> **Aim of the task**: Copy every line of the listing that holds the string "새벽기도회".

> **Information shown**:
════
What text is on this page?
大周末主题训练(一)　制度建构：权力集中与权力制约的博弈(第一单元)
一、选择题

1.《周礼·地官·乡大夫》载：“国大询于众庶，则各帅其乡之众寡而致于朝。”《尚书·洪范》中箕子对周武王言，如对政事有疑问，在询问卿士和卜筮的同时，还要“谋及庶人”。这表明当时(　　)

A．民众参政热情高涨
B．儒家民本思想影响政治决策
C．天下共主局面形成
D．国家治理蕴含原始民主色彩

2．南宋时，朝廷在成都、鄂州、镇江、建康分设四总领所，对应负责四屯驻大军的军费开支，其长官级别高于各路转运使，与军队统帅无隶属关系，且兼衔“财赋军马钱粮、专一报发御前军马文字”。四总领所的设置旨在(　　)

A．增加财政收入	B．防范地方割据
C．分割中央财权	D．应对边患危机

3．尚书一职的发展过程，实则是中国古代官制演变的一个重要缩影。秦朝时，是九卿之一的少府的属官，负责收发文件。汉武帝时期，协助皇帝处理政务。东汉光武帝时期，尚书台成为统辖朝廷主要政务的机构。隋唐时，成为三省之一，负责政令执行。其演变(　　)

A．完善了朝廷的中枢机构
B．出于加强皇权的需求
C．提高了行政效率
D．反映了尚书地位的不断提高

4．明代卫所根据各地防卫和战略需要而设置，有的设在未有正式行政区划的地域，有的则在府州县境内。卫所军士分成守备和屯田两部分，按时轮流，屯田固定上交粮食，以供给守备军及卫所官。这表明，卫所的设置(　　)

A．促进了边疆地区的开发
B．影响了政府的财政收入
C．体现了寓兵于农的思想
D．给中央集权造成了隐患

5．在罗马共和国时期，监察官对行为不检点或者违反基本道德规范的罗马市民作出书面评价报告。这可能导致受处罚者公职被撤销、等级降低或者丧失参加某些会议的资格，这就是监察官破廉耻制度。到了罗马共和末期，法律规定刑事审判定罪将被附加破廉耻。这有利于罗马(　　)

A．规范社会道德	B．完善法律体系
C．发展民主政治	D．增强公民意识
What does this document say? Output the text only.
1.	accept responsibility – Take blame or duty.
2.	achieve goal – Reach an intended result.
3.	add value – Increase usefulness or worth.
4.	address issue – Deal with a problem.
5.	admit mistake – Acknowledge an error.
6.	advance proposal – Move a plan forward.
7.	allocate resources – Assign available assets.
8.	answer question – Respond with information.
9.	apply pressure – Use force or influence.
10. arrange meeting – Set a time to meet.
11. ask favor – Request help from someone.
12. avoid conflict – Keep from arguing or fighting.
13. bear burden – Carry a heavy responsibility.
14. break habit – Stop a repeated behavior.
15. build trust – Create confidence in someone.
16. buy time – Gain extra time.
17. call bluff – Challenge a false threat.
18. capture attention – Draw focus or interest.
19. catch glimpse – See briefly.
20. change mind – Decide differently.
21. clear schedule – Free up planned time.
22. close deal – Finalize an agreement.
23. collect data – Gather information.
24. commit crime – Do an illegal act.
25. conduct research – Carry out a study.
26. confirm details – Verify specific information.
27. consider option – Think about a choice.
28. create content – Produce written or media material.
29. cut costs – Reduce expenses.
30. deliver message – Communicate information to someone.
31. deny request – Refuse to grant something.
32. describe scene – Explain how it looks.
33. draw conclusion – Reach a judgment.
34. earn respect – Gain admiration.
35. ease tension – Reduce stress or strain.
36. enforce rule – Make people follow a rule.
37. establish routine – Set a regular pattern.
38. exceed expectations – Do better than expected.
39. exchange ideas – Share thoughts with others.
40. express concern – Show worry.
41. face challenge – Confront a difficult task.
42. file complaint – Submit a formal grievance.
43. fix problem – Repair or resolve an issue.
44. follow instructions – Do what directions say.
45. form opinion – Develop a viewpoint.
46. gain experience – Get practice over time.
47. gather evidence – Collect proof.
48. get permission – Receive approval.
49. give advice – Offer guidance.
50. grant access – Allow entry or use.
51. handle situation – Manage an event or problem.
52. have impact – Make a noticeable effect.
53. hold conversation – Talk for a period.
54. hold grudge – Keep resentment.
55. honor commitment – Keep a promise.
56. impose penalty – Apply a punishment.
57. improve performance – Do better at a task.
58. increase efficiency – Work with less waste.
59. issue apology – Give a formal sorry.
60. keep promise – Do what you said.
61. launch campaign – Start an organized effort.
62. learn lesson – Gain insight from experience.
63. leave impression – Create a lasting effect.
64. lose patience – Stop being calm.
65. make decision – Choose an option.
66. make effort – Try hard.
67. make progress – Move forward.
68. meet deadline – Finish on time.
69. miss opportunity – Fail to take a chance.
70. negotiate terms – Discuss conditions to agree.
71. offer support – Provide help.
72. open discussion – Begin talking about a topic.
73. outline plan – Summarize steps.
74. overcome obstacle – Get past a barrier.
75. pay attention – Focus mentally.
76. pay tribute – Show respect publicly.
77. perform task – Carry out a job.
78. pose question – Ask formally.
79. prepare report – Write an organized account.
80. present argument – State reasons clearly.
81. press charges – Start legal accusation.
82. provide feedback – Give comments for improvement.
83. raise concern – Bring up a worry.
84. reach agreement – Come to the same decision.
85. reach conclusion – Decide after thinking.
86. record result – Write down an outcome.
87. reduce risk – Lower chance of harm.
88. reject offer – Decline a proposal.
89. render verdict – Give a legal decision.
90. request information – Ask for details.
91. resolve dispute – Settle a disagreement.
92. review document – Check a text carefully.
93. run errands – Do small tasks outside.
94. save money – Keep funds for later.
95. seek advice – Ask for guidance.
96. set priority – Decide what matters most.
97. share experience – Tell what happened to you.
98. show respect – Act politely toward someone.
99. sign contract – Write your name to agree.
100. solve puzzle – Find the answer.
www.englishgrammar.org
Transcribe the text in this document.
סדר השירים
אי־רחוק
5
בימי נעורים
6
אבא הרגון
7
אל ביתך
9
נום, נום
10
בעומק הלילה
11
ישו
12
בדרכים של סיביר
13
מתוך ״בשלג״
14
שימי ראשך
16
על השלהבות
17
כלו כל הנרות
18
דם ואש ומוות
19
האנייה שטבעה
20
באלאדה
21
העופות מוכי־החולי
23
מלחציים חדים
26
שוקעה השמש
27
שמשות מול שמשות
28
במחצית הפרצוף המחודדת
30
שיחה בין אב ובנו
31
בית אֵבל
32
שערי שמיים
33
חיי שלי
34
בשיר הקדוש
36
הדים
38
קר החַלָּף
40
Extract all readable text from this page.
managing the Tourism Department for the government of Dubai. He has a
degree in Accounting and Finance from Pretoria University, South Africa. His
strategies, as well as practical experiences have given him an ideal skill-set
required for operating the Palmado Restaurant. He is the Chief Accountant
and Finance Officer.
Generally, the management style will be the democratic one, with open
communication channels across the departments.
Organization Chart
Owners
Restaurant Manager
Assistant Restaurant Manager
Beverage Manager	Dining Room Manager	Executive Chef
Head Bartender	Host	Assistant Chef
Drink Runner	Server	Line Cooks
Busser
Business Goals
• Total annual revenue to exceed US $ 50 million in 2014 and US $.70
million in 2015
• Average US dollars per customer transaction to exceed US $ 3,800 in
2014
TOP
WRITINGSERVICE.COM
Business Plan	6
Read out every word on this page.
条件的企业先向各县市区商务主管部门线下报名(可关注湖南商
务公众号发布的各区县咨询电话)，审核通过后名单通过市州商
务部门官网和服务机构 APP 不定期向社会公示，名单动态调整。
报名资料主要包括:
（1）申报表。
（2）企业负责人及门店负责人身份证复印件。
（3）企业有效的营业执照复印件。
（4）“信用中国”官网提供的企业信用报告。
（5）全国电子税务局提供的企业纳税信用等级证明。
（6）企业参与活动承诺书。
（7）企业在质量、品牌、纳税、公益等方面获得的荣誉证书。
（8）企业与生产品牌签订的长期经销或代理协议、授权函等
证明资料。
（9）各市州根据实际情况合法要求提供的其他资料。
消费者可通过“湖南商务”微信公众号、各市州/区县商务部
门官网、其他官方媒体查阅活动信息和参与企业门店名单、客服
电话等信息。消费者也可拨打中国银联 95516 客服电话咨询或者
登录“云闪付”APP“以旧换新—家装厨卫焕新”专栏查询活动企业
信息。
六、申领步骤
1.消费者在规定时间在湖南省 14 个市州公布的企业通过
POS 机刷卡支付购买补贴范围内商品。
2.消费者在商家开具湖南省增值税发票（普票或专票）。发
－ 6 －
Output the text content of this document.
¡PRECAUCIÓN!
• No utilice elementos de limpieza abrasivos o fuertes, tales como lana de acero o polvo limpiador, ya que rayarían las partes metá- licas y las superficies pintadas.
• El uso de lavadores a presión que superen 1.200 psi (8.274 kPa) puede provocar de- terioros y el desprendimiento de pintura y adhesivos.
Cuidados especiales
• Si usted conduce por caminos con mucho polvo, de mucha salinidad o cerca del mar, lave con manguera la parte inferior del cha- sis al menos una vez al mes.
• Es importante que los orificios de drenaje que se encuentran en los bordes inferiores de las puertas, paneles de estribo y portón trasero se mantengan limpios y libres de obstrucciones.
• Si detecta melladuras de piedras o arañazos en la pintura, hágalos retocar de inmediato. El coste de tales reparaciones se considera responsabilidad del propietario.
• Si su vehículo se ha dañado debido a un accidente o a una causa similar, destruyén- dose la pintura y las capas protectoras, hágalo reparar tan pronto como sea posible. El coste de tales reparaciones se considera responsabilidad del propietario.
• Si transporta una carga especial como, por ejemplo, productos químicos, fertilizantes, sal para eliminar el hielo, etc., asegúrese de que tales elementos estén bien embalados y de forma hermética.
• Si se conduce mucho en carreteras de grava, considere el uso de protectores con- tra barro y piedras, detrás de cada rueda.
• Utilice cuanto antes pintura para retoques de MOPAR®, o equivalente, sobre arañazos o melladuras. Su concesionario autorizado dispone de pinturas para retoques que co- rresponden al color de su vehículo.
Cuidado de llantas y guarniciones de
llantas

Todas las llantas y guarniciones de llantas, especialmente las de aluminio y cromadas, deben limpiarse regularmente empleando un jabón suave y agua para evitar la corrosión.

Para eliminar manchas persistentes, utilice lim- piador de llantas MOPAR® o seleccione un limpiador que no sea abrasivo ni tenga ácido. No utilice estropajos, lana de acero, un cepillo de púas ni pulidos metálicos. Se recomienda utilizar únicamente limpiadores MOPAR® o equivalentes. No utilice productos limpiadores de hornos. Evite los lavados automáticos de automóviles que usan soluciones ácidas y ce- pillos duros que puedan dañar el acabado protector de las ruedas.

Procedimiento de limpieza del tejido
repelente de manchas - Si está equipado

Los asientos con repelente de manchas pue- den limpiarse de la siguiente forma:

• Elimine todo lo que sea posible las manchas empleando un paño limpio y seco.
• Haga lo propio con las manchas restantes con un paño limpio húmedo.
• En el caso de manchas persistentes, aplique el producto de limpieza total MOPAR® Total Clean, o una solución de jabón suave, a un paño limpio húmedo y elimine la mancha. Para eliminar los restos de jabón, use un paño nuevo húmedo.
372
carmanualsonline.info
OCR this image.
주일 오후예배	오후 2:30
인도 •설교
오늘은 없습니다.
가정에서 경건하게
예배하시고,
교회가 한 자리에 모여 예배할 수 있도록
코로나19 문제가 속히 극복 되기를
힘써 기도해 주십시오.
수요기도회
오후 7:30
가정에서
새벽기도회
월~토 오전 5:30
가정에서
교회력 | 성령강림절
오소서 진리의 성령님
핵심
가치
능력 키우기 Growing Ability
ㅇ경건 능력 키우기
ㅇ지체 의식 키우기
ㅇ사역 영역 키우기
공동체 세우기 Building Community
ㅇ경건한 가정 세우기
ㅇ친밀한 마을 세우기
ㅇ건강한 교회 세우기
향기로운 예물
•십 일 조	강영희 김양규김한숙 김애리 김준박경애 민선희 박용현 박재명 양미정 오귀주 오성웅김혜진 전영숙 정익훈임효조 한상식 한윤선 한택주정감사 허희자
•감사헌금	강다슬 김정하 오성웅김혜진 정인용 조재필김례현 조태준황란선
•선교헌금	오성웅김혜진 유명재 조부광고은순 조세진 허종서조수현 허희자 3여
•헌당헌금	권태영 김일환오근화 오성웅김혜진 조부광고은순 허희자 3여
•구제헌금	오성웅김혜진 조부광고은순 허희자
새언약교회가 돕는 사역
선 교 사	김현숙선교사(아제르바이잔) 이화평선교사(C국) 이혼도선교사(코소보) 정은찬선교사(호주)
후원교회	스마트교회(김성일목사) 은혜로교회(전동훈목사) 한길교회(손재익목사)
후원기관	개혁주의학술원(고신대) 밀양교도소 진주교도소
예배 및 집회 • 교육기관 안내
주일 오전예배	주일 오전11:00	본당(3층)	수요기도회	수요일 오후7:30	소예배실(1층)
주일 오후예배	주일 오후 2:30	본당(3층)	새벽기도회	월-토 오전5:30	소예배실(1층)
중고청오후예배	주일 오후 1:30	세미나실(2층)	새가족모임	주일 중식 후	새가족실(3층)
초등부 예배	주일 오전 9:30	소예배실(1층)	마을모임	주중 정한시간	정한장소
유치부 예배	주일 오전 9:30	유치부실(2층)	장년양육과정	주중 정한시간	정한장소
════
> **Solution to this exercise**:
새벽기도회
주일 오후예배	주일 오후 2:30	본당(3층)	새벽기도회	월-토 오전5:30	소예배실(1층)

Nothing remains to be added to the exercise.